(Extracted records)

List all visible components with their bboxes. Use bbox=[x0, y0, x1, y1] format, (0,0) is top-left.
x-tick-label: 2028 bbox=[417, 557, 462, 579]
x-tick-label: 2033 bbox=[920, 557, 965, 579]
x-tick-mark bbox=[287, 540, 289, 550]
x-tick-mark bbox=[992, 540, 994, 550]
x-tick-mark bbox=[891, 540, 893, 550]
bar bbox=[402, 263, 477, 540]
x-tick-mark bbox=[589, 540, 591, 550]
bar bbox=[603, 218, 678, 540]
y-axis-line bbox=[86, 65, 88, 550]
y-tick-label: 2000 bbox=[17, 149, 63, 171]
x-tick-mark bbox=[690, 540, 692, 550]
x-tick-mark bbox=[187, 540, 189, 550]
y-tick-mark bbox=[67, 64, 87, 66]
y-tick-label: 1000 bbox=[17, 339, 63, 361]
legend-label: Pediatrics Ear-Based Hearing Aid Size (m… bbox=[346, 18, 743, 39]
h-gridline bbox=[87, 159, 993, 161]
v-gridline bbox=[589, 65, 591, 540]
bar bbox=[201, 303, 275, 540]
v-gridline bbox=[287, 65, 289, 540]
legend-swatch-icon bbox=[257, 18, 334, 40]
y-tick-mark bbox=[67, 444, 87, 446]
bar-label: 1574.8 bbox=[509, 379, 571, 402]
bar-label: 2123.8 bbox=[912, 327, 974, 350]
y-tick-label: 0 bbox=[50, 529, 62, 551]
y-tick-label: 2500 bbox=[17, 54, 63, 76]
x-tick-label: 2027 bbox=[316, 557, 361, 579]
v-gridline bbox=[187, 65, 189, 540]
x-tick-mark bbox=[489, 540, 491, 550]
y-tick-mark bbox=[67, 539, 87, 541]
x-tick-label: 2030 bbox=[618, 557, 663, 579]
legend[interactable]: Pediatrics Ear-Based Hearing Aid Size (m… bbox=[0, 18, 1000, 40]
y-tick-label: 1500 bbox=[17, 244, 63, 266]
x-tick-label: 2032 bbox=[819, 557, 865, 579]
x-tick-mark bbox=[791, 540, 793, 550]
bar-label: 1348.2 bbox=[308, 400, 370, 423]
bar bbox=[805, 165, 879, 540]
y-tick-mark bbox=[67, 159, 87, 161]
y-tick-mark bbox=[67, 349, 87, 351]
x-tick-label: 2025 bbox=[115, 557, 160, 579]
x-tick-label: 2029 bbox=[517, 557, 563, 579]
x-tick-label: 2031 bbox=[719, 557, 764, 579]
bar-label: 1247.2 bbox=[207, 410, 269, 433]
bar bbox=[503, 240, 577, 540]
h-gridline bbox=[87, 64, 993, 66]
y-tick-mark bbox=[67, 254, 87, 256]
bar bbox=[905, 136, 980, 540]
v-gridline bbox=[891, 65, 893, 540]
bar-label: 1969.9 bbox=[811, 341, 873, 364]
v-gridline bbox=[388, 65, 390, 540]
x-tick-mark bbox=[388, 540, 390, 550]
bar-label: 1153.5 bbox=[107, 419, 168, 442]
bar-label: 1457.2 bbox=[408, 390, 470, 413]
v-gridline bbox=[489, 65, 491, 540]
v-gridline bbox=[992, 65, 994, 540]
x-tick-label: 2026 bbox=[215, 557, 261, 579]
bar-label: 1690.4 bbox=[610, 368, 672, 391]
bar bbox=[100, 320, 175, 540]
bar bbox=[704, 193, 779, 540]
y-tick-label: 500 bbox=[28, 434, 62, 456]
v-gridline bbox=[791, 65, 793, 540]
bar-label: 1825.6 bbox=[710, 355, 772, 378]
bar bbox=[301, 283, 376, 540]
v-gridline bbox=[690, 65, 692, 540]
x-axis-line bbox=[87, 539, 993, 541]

### Direction
Pull out every row above that contains the string "gridline", treating uppercase and lowercase as different.

### Task solution
h-gridline bbox=[87, 159, 993, 161]
v-gridline bbox=[589, 65, 591, 540]
v-gridline bbox=[287, 65, 289, 540]
v-gridline bbox=[187, 65, 189, 540]
h-gridline bbox=[87, 64, 993, 66]
v-gridline bbox=[891, 65, 893, 540]
v-gridline bbox=[388, 65, 390, 540]
v-gridline bbox=[489, 65, 491, 540]
v-gridline bbox=[992, 65, 994, 540]
v-gridline bbox=[791, 65, 793, 540]
v-gridline bbox=[690, 65, 692, 540]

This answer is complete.